>> Start DATA FOR PROCESSING

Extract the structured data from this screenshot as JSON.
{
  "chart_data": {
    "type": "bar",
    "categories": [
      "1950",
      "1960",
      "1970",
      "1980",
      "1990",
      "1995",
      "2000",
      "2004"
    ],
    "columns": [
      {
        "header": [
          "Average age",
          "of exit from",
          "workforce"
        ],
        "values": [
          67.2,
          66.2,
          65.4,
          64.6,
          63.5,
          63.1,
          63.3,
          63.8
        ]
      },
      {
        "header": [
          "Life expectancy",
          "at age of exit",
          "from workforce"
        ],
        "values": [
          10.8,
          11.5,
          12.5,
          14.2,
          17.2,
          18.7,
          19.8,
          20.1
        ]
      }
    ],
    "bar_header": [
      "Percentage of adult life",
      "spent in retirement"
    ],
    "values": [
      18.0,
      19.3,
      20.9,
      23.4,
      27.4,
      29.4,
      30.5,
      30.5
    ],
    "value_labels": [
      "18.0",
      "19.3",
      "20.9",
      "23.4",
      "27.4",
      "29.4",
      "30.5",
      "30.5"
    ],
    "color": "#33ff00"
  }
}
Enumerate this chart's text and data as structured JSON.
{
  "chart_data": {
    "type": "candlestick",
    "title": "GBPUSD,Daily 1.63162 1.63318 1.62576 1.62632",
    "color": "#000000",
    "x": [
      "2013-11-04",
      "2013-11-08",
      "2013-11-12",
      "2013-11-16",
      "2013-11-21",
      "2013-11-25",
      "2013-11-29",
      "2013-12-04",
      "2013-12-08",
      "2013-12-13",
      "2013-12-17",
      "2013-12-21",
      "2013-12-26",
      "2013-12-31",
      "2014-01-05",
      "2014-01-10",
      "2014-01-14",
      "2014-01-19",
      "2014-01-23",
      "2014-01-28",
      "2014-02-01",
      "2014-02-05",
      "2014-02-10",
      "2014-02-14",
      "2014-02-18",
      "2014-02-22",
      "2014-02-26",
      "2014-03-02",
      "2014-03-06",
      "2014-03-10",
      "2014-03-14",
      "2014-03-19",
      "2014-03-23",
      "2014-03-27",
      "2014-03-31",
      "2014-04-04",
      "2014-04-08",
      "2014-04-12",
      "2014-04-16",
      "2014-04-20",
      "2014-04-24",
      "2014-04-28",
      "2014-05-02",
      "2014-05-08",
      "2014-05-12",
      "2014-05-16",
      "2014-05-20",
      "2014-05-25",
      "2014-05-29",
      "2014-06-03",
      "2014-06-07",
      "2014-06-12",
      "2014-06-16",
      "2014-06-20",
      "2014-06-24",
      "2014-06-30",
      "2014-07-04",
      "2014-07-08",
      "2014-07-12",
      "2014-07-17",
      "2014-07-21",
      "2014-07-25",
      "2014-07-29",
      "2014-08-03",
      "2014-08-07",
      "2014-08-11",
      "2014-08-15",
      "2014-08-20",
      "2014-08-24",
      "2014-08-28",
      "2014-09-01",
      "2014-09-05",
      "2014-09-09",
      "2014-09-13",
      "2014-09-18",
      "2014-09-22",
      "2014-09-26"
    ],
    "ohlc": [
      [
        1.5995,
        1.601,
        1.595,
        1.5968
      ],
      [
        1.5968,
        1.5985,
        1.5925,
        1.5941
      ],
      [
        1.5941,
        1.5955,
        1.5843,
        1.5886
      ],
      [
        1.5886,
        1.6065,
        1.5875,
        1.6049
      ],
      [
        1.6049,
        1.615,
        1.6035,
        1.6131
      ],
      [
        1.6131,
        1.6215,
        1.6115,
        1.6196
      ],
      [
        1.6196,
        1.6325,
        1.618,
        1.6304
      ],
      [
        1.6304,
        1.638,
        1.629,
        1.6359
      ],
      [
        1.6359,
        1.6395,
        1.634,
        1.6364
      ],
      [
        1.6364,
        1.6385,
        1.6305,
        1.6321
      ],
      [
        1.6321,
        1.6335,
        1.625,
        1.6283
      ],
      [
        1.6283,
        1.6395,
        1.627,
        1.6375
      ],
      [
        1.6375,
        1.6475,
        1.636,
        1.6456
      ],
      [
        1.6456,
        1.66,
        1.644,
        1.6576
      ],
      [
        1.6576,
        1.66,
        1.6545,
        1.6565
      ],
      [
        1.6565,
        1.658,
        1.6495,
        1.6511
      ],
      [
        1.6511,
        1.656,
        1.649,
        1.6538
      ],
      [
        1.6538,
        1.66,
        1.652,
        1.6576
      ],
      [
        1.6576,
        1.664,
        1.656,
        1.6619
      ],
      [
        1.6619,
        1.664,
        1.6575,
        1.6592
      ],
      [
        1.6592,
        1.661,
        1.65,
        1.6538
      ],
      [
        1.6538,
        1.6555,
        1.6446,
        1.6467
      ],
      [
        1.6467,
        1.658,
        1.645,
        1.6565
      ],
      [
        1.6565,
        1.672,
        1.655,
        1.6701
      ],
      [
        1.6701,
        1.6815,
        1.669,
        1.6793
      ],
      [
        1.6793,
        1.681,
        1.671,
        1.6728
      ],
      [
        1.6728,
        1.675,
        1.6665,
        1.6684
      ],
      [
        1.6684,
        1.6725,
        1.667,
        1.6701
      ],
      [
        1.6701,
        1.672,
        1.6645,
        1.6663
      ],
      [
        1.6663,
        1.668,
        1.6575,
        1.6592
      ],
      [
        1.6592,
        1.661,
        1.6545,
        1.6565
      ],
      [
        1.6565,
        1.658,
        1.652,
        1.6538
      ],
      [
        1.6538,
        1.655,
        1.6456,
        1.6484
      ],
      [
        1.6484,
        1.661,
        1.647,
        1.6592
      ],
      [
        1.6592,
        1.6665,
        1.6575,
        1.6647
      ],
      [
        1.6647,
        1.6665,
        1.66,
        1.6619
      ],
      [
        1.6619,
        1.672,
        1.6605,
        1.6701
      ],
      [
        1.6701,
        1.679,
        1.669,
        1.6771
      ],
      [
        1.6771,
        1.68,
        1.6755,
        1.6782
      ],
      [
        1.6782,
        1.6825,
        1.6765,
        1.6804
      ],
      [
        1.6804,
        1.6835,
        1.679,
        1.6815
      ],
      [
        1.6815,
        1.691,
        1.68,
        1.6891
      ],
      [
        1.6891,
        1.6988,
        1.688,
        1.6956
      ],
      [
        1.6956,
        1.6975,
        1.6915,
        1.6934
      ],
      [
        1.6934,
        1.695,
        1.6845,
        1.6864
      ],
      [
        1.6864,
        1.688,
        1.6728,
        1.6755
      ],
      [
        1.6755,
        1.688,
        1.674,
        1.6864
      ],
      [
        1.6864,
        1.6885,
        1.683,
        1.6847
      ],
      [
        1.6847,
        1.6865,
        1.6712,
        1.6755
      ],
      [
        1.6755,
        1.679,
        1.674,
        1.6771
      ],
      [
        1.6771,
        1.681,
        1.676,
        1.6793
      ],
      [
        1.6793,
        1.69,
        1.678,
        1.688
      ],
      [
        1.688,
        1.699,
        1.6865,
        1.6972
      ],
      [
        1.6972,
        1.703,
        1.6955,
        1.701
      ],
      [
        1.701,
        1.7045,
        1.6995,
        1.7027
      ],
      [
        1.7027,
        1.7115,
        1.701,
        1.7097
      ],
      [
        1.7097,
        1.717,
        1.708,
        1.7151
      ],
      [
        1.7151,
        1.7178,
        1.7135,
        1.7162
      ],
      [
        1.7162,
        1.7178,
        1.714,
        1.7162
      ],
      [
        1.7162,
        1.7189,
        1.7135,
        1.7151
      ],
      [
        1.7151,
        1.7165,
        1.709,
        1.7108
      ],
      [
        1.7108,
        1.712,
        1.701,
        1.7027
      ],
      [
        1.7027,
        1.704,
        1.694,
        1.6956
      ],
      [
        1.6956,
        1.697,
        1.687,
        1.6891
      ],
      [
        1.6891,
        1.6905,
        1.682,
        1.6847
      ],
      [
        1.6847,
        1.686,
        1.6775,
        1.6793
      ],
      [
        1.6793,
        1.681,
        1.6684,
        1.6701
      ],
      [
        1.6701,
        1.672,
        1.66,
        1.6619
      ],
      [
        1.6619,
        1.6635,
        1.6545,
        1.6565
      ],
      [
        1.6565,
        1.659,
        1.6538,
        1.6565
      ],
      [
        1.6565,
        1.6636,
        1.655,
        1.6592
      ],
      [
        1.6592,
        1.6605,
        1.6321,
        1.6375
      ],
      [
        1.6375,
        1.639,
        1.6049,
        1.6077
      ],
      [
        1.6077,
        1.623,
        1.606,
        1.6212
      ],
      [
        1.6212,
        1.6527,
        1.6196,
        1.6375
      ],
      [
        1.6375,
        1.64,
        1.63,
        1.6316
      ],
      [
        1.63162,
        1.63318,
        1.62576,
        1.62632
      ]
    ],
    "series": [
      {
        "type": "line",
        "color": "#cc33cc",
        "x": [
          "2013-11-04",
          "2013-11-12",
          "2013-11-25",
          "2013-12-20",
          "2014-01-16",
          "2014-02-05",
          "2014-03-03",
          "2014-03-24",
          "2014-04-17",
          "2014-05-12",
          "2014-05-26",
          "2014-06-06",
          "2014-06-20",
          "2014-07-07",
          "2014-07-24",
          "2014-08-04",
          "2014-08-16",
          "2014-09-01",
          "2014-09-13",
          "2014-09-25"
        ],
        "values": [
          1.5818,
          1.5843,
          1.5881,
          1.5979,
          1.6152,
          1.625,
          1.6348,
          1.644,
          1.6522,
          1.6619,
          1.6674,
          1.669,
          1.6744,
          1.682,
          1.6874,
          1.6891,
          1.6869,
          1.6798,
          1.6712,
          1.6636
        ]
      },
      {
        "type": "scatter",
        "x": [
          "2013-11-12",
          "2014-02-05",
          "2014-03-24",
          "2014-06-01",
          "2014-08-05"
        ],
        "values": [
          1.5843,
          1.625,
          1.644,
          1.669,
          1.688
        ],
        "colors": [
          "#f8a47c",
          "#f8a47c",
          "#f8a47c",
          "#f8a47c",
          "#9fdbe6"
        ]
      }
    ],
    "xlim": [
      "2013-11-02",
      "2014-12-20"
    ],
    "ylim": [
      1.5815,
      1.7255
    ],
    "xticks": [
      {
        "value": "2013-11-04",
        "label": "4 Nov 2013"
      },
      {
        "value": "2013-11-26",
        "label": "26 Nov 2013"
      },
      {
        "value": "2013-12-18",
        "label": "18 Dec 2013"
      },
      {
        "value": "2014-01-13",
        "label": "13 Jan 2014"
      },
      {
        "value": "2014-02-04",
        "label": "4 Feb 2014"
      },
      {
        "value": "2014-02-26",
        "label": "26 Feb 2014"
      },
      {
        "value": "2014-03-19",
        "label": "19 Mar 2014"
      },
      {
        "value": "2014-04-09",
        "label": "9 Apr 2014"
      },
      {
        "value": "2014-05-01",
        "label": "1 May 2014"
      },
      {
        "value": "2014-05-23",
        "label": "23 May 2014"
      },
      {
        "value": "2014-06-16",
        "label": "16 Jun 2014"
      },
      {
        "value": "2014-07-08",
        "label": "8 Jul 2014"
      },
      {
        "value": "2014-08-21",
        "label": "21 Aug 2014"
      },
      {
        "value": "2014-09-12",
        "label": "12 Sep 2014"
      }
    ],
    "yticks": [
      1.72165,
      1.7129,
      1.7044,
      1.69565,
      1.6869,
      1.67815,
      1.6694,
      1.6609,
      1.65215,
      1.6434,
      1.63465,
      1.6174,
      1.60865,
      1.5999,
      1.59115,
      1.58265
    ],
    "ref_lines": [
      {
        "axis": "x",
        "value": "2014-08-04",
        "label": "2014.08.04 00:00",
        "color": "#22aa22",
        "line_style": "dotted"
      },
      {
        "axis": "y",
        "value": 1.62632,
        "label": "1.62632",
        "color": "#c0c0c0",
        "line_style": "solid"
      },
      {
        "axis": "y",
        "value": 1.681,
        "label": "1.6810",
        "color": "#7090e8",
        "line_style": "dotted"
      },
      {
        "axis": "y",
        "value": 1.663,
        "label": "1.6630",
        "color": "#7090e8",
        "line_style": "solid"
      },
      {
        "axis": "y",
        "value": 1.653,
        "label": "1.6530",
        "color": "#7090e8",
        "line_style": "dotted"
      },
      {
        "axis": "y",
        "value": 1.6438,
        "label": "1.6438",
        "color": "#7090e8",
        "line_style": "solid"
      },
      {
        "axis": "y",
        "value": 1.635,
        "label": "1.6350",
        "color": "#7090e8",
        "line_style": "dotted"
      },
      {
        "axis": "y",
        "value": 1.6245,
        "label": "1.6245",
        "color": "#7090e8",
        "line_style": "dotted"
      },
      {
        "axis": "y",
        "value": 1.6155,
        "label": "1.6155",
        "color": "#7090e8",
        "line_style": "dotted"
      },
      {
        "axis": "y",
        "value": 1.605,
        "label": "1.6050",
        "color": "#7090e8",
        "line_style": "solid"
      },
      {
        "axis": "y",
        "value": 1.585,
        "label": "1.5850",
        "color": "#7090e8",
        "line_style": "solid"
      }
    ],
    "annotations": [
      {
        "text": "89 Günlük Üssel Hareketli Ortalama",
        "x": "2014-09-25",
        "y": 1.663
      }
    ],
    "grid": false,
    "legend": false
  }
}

>> End DATA FOR PROCESSING

* [TASK TO CARRY OUT]: Identify the lines that hold the word "structured". Copy every one of them.

* [TASK RESPONSE]:
Extract the structured data from this screenshot as JSON.
Enumerate this chart's text and data as structured JSON.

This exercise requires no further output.